Below is the data. Give it again, complete and exact.
═════ Provided data
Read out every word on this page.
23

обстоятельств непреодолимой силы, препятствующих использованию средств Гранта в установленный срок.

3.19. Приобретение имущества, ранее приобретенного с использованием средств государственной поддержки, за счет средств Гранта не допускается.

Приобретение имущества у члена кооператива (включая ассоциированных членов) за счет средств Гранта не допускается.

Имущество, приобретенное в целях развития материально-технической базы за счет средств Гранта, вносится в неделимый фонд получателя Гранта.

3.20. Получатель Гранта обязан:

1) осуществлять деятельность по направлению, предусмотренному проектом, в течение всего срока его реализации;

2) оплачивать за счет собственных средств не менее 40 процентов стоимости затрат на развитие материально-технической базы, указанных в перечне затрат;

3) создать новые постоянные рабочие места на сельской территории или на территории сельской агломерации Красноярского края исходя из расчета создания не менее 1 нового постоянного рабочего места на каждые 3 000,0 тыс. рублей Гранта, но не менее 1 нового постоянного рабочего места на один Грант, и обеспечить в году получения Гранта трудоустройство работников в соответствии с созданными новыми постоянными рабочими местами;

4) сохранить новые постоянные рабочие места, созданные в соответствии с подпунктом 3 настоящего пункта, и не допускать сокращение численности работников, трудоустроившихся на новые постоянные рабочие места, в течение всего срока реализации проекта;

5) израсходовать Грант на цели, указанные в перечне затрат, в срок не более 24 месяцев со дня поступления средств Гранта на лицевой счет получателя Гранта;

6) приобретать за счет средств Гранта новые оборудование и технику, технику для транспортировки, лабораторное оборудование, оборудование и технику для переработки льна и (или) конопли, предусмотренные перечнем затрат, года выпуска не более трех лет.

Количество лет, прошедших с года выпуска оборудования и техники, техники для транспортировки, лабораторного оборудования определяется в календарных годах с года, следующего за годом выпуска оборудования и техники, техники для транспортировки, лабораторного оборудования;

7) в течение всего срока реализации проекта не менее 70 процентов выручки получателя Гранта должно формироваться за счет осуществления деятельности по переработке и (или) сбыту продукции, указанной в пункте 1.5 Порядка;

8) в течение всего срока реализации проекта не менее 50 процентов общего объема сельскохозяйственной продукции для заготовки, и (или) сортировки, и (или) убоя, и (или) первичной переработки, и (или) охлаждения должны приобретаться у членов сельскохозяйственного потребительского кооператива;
══════════
▶ _Correct response_
Read out every word on this page.
23

обстоятельств непреодолимой силы, препятствующих использованию средств Гранта в установленный срок.

3.19. Приобретение имущества, ранее приобретенного с использованием средств государственной поддержки, за счет средств Гранта не допускается.

Приобретение имущества у члена кооператива (включая ассоциированных членов) за счет средств Гранта не допускается.

Имущество, приобретенное в целях развития материально-технической базы за счет средств Гранта, вносится в неделимый фонд получателя Гранта.

3.20. Получатель Гранта обязан:

1) осуществлять деятельность по направлению, предусмотренному проектом, в течение всего срока его реализации;

2) оплачивать за счет собственных средств не менее 40 процентов стоимости затрат на развитие материально-технической базы, указанных в перечне затрат;

3) создать новые постоянные рабочие места на сельской территории или на территории сельской агломерации Красноярского края исходя из расчета создания не менее 1 нового постоянного рабочего места на каждые 3 000,0 тыс. рублей Гранта, но не менее 1 нового постоянного рабочего места на один Грант, и обеспечить в году получения Гранта трудоустройство работников в соответствии с созданными новыми постоянными рабочими местами;

4) сохранить новые постоянные рабочие места, созданные в соответствии с подпунктом 3 настоящего пункта, и не допускать сокращение численности работников, трудоустроившихся на новые постоянные рабочие места, в течение всего срока реализации проекта;

5) израсходовать Грант на цели, указанные в перечне затрат, в срок не более 24 месяцев со дня поступления средств Гранта на лицевой счет получателя Гранта;

6) приобретать за счет средств Гранта новые оборудование и технику, технику для транспортировки, лабораторное оборудование, оборудование и технику для переработки льна и (или) конопли, предусмотренные перечнем затрат, года выпуска не более трех лет.

Количество лет, прошедших с года выпуска оборудования и техники, техники для транспортировки, лабораторного оборудования определяется в календарных годах с года, следующего за годом выпуска оборудования и техники, техники для транспортировки, лабораторного оборудования;

7) в течение всего срока реализации проекта не менее 70 процентов выручки получателя Гранта должно формироваться за счет осуществления деятельности по переработке и (или) сбыту продукции, указанной в пункте 1.5 Порядка;

8) в течение всего срока реализации проекта не менее 50 процентов общего объема сельскохозяйственной продукции для заготовки, и (или) сортировки, и (или) убоя, и (или) первичной переработки, и (или) охлаждения должны приобретаться у членов сельскохозяйственного потребительского кооператива;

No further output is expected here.